WORK INSTRUCTIONS:
Can you extract, word for word, the part of the WATS3D cohort study passage that opens with the words containing "Fatima (2022) reported" and closes with "general community practice."?

TEXT PASSAGE:
- - - - - - -

A number of additional cohort studies have been published as peer-reviewed studies (Kaul, 2020; Mariano, 2019; Shaheen, 2018). In a retrospective observational cohort study, Agha and colleagues (2021) 21 cases of BE missed by FB alone in 108 individuals who underwent WATS3D and FB at the same time for screening of BE. In this study, the addition of WATS3D to FB alone demonstrated a sensitivity of 96.9% and a specificity of 52.3%.

Fatima (2022) reported a retrospective cohort study of 75 subjects presenting for post-endoscopic ablation surveillance endoscopy with both biopsy and WATS3D. The authors reported an absolute increase in yield of biopsy plus WATS3D was 26.9% for non-dysplastic BE and 6.4% for dysplasia/neoplasia. Relative increase in yield of biopsy plus WATS3D was 100% and 167%, respectively. The unblinded, retrospective, single-center design of this trial limits generalizability to prospective use in general community practice.

Zhao (2022) reported a retrospective cohort study involving 109 subjects who had received biopsy plus WATS3D-determined diagnosis. There were 59 BE cases determined by biopsy alone, 72 by WATS3D alone, and 77 with the combined procedure. For WATS3D alone, there was a strong concordance with biopsy (p<0.001). The same diagnosis for BE and dysplasia was reported in 75 (68.8%) cases. When compared to biopsy, WATS3D was reported to be more sensitive for finding intestinal metaplasia (p<0.01), with 22% increase in detection. However, the authors noted that WATS3D “could not clearly discriminate low-grade dysplasia from indefinite for dysplasia and tended to classify low-grade dysplasia as indefinite for dysplasia”.  WATS3D combined with biopsy diagnosed 77 cases BE, which was a significantly increased detection rate (30.5%, p<0.01) compared with biopsy sampling alone. This study is promising, but is hampered by low numbers of participants, including those with high grade dysplasia or intramucosal carcinoma.

- - - - - - -

DATASET:
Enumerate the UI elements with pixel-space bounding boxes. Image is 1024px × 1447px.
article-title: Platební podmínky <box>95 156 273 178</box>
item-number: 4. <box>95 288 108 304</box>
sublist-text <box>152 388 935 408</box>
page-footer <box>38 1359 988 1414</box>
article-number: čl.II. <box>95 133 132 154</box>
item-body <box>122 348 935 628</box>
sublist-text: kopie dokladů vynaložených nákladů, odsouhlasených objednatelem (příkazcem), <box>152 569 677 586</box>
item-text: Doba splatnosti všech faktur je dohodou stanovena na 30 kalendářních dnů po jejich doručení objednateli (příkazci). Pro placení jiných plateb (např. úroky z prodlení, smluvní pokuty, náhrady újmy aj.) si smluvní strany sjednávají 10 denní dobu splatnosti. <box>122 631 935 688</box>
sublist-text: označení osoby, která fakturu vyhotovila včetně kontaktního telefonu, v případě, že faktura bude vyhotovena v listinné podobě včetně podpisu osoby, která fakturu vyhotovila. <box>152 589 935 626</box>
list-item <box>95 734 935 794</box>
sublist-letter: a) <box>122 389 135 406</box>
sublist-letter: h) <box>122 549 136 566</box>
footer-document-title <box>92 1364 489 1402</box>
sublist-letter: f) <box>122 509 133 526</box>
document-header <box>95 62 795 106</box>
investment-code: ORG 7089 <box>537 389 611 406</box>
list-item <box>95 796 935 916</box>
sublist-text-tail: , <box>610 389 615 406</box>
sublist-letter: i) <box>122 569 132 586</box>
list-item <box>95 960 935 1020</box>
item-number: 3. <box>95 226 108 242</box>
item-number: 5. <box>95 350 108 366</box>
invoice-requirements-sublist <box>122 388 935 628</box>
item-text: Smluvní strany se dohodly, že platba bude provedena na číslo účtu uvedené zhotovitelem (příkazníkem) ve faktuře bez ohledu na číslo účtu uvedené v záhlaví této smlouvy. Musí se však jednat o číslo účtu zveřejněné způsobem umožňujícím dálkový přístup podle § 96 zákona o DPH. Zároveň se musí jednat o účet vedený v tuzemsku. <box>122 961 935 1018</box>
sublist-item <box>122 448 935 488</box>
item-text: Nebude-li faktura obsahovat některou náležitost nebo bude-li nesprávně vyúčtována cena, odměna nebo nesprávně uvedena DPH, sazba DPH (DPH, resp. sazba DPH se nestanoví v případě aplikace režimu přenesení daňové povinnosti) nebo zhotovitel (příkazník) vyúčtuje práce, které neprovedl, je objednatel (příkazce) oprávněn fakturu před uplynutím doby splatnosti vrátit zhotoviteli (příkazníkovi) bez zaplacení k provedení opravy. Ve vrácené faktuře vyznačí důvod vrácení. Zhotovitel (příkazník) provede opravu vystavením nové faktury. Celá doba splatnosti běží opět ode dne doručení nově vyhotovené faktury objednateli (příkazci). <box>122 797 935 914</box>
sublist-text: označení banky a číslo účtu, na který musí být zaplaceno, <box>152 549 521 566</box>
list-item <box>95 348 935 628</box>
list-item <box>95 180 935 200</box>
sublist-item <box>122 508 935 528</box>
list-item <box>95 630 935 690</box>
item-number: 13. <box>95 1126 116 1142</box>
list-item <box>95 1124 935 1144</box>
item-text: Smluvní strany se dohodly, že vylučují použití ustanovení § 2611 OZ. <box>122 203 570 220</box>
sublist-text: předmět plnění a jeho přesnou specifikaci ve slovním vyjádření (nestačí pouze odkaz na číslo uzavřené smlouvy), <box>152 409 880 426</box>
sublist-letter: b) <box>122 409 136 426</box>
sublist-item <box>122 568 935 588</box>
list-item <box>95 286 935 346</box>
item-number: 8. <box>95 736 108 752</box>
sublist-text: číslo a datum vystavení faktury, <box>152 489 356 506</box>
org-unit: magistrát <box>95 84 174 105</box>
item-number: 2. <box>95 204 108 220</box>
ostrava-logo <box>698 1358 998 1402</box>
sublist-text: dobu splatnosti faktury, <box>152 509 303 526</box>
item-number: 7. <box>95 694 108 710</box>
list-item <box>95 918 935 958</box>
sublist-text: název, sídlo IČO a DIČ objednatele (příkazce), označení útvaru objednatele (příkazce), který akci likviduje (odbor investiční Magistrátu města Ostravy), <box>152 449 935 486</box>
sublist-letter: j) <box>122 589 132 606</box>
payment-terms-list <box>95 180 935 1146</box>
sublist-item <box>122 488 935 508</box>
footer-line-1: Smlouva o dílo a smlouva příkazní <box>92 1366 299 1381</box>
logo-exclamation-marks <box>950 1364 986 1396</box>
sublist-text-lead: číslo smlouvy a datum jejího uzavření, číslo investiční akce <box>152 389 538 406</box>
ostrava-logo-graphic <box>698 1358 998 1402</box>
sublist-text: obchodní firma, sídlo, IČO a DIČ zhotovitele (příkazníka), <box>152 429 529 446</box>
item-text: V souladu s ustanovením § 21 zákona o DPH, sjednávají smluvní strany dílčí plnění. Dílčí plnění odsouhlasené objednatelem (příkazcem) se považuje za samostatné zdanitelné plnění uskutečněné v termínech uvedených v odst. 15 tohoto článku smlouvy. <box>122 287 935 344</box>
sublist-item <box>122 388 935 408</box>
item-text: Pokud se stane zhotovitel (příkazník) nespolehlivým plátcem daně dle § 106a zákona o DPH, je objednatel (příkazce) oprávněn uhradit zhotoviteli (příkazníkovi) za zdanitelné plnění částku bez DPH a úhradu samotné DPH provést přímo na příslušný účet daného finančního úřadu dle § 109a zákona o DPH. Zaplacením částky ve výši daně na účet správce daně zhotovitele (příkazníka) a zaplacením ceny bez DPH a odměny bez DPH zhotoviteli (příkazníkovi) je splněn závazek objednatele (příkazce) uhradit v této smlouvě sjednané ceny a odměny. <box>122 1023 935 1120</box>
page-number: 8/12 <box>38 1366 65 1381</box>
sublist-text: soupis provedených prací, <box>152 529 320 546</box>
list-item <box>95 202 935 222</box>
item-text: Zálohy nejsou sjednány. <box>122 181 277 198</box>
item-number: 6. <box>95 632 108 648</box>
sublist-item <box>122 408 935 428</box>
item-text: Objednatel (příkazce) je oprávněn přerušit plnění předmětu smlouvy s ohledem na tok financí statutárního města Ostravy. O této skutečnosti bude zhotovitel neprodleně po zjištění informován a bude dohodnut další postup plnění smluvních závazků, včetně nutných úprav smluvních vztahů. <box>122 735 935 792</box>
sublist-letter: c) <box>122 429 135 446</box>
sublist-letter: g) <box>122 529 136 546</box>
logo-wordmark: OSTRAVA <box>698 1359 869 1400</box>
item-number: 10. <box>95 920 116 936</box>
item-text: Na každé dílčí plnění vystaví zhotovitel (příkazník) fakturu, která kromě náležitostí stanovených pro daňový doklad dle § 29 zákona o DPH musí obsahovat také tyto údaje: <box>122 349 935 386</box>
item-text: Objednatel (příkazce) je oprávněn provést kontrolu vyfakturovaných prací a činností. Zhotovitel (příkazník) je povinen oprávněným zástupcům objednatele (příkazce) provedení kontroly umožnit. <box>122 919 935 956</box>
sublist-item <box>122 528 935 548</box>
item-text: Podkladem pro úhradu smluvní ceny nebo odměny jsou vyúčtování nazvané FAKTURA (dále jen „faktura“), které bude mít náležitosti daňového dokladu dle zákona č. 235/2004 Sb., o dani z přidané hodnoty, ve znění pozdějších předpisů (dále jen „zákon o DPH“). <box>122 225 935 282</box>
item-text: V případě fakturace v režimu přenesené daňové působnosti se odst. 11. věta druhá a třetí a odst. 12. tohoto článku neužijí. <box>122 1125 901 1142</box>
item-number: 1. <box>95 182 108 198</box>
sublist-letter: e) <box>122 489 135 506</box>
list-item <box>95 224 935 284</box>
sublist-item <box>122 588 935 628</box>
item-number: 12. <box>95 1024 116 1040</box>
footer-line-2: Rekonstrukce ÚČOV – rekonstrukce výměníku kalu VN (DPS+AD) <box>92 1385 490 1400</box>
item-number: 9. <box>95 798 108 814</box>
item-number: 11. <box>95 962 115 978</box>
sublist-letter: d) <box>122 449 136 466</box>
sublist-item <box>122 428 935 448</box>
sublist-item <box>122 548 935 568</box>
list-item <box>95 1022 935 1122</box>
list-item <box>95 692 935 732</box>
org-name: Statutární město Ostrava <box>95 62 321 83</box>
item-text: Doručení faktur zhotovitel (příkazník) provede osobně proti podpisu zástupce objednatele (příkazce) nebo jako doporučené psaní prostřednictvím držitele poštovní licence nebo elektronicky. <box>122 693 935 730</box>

- - - - - - -

SOLVED EXERCISE:
Fatima (2022) reported a retrospective cohort study of 75 subjects presenting for post-endoscopic ablation surveillance endoscopy with both biopsy and WATS3D. The authors reported an absolute increase in yield of biopsy plus WATS3D was 26.9% for non-dysplastic BE and 6.4% for dysplasia/neoplasia. Relative increase in yield of biopsy plus WATS3D was 100% and 167%, respectively. The unblinded, retrospective, single-center design of this trial limits generalizability to prospective use in general community practice.